WHAT THIS TASK INVOLVES:
Copy every line from the material below that holds "Host".

───── THE RECORDS ─────

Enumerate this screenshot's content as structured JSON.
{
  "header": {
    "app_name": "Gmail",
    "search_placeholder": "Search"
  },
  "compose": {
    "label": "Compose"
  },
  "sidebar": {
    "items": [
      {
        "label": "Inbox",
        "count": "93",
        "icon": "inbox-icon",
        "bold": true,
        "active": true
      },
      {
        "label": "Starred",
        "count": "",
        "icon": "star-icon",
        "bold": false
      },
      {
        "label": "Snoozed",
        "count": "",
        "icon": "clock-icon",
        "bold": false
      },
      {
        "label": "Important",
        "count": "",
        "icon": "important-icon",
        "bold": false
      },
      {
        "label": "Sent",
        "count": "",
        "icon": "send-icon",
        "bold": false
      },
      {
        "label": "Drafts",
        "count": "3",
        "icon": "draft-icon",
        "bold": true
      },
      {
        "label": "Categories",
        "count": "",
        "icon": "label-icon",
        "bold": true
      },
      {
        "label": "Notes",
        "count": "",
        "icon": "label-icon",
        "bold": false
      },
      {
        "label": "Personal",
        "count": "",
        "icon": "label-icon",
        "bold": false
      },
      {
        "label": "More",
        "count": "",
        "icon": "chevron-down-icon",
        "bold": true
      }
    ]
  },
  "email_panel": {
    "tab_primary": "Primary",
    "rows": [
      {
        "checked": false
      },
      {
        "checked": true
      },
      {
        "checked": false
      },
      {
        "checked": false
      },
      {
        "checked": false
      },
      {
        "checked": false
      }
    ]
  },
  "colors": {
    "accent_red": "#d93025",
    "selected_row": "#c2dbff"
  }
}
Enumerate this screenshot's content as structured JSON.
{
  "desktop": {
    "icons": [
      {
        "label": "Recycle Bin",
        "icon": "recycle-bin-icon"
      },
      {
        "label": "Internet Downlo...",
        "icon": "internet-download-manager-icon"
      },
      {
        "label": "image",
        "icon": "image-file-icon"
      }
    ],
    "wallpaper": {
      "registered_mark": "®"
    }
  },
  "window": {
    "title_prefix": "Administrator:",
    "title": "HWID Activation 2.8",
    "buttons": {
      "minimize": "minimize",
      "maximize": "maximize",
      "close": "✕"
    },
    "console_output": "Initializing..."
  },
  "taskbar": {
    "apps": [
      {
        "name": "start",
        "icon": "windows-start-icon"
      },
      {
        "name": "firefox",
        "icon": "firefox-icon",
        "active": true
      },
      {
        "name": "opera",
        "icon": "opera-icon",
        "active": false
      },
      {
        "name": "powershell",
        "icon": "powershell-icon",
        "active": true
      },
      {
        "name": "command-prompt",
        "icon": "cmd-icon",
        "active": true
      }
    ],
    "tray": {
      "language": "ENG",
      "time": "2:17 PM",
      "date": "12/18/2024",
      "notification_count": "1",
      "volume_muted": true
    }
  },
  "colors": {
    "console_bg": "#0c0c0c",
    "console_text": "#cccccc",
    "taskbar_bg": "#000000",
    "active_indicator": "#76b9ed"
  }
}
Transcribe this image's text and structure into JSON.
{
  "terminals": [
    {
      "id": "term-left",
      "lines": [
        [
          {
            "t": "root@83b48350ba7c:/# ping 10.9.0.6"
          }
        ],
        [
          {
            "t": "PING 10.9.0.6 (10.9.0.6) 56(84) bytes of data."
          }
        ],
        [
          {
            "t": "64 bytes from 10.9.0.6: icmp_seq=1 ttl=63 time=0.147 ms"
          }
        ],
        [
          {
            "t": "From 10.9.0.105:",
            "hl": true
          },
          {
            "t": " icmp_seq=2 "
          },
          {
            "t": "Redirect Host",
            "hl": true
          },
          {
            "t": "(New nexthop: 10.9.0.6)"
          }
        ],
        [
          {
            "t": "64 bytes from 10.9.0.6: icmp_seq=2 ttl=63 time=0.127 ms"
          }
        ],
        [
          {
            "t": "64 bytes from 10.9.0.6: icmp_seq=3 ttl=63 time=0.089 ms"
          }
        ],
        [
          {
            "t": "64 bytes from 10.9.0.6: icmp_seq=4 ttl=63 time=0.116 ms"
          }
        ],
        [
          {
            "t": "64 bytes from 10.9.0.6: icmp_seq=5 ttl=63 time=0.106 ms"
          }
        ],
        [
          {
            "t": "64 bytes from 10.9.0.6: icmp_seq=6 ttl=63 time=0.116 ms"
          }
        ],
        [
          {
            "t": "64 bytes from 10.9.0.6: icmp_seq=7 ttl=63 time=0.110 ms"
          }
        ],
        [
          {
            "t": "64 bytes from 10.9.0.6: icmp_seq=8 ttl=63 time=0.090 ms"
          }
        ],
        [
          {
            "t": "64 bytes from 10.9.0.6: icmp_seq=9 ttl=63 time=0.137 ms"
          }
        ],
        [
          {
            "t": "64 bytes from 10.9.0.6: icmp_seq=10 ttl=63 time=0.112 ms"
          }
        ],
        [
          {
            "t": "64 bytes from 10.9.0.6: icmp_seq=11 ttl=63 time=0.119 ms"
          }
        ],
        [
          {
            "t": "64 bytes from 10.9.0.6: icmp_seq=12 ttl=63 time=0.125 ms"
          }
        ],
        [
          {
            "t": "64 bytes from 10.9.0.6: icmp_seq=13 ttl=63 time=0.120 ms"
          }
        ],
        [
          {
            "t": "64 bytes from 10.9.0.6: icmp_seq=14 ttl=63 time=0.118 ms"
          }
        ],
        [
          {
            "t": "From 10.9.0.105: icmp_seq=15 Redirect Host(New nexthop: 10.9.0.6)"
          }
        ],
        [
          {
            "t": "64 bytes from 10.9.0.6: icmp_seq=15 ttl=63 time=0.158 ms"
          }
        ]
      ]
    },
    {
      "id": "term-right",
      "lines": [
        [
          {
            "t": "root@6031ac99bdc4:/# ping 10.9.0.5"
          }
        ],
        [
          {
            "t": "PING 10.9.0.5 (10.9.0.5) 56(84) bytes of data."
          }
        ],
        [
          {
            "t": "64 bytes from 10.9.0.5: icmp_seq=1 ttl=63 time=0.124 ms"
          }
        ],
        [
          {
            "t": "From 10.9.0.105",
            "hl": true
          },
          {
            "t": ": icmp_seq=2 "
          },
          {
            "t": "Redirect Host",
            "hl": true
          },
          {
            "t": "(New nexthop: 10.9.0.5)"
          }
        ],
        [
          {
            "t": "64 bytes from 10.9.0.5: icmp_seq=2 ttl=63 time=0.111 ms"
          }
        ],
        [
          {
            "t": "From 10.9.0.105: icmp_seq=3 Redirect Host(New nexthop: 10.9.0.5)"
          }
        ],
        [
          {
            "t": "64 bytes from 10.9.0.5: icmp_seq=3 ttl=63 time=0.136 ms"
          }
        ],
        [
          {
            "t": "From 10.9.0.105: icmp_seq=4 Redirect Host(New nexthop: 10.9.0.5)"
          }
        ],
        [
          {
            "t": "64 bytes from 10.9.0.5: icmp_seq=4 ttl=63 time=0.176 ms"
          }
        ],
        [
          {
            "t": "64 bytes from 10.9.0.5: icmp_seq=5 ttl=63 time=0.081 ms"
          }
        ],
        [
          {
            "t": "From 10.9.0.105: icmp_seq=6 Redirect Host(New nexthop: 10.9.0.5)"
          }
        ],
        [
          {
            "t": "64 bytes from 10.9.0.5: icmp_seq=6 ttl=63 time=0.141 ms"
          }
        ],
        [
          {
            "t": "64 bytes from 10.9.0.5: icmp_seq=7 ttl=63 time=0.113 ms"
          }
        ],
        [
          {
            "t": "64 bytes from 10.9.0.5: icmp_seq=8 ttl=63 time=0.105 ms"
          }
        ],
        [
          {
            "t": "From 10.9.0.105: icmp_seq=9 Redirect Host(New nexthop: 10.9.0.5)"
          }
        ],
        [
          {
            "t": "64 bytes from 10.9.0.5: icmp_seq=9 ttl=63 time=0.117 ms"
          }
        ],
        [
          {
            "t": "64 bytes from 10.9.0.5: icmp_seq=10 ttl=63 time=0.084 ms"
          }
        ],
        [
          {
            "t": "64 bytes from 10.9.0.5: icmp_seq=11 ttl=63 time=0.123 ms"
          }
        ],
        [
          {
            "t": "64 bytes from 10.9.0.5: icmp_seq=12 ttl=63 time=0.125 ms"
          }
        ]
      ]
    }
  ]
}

─────

FINISHED TASK:
            "t": "Redirect Host",
            "t": "From 10.9.0.105: icmp_seq=15 Redirect Host(New nexthop: 10.9.0.6)"
            "t": "Redirect Host",
            "t": "From 10.9.0.105: icmp_seq=3 Redirect Host(New nexthop: 10.9.0.5)"
            "t": "From 10.9.0.105: icmp_seq=4 Redirect Host(New nexthop: 10.9.0.5)"
            "t": "From 10.9.0.105: icmp_seq=6 Redirect Host(New nexthop: 10.9.0.5)"
            "t": "From 10.9.0.105: icmp_seq=9 Redirect Host(New nexthop: 10.9.0.5)"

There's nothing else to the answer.